> Task prompt: Copy the records starting at the beginning and ending at the line that contains "- rules-list: body,td,th", swapping "property-value" for "style-value" wherever it appears. Leave everything else in those lines unchanged.
╭─ Data lines
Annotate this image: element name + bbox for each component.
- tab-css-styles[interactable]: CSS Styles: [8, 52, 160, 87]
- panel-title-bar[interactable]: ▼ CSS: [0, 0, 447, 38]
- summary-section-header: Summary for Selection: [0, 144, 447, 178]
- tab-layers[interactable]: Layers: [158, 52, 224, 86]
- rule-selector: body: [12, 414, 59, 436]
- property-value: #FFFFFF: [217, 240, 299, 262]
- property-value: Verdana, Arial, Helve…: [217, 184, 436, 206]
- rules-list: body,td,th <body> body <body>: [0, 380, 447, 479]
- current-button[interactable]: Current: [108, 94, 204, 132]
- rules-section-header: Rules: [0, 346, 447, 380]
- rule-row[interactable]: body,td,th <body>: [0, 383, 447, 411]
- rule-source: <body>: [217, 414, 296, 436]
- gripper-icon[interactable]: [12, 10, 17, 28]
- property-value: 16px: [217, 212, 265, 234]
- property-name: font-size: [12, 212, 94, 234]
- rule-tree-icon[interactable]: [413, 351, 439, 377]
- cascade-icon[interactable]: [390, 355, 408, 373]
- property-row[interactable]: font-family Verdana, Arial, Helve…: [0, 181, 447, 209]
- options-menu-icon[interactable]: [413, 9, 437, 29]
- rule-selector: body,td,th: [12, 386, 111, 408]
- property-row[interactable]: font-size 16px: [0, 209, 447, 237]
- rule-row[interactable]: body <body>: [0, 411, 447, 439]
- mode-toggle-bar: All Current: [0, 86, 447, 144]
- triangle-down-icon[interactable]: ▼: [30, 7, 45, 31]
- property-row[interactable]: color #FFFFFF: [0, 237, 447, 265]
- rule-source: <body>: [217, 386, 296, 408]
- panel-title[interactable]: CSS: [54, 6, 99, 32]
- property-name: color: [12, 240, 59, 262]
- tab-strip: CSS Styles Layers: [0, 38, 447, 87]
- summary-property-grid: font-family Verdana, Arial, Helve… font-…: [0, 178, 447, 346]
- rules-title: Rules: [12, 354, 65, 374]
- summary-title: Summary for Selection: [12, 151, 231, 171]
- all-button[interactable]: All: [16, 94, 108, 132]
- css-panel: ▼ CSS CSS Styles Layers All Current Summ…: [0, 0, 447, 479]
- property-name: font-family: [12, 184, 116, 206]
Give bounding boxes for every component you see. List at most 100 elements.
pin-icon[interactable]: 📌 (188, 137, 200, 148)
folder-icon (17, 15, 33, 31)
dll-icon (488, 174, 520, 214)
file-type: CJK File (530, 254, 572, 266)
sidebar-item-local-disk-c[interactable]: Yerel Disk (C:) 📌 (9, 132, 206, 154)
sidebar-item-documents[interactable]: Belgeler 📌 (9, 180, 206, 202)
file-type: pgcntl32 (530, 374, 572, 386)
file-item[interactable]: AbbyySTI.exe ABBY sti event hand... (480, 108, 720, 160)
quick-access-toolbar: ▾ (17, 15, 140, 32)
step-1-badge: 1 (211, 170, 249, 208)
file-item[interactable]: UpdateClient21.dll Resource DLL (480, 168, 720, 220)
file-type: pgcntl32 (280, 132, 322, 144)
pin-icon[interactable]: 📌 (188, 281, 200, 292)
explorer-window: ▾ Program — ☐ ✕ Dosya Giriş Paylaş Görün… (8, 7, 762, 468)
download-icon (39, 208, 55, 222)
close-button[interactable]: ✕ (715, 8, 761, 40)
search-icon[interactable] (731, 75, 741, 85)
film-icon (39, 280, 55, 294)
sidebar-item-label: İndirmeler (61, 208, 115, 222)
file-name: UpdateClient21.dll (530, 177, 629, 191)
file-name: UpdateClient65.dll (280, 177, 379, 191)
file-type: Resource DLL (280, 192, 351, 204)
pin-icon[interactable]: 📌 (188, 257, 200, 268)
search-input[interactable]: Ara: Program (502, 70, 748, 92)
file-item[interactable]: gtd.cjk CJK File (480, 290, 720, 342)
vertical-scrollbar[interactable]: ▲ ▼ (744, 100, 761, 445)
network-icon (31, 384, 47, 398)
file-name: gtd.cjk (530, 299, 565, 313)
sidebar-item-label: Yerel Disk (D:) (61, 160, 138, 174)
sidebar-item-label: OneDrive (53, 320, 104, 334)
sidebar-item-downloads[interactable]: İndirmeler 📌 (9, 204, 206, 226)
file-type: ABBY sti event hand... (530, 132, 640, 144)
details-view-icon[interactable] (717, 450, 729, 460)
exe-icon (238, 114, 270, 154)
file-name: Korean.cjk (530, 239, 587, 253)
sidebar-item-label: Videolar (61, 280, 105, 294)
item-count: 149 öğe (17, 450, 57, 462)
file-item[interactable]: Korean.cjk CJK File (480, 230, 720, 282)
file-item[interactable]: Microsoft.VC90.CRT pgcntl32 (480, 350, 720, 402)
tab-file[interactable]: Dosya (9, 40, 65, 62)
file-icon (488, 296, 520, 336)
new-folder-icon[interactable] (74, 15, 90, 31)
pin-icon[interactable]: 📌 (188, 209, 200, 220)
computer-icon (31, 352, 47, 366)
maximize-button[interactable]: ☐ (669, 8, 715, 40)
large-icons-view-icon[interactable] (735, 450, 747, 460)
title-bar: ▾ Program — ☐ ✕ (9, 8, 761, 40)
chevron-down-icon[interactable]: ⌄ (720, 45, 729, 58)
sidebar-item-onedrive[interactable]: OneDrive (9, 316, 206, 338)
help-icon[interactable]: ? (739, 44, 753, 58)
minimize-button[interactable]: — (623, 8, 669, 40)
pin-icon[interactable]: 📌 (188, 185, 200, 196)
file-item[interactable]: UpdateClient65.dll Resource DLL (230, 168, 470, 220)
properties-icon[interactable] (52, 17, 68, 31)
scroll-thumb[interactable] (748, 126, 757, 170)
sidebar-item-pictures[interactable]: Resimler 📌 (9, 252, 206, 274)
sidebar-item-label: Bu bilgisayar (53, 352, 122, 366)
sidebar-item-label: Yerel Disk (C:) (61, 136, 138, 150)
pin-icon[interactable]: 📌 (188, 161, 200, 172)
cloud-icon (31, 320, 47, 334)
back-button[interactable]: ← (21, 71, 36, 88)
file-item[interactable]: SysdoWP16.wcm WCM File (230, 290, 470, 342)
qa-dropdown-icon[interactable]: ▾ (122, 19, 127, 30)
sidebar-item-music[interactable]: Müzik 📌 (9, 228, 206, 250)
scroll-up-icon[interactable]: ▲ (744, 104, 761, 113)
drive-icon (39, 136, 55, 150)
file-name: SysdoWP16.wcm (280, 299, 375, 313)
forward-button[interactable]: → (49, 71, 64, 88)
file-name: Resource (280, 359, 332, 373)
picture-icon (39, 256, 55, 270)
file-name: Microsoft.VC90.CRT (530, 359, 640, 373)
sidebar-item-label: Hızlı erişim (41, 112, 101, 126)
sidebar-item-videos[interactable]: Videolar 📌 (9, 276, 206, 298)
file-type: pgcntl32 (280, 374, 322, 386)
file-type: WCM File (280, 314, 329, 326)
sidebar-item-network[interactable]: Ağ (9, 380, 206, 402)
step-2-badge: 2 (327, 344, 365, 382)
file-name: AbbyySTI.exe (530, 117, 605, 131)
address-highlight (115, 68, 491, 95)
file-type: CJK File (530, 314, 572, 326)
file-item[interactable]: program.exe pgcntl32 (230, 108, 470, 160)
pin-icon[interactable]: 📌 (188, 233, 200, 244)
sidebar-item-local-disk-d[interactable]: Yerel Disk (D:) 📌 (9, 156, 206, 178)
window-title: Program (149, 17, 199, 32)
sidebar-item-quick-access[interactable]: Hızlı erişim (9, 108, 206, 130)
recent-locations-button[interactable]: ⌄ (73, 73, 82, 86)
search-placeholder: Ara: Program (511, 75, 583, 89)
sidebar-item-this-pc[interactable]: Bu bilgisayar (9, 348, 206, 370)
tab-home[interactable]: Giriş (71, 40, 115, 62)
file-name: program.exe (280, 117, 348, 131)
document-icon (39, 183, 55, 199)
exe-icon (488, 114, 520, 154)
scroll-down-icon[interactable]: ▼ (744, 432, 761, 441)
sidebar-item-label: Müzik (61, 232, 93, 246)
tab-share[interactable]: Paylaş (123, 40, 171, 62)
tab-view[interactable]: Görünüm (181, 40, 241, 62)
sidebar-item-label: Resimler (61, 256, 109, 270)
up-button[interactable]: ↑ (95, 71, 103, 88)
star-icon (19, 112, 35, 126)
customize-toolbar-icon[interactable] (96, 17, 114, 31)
╰─
> Solution to the problem:
Annotate this image: element name + bbox for each component.
- tab-css-styles[interactable]: CSS Styles: [8, 52, 160, 87]
- panel-title-bar[interactable]: ▼ CSS: [0, 0, 447, 38]
- summary-section-header: Summary for Selection: [0, 144, 447, 178]
- tab-layers[interactable]: Layers: [158, 52, 224, 86]
- rule-selector: body: [12, 414, 59, 436]
- style-value: #FFFFFF: [217, 240, 299, 262]
- style-value: Verdana, Arial, Helve…: [217, 184, 436, 206]
- rules-list: body,td,th <body> body <body>: [0, 380, 447, 479]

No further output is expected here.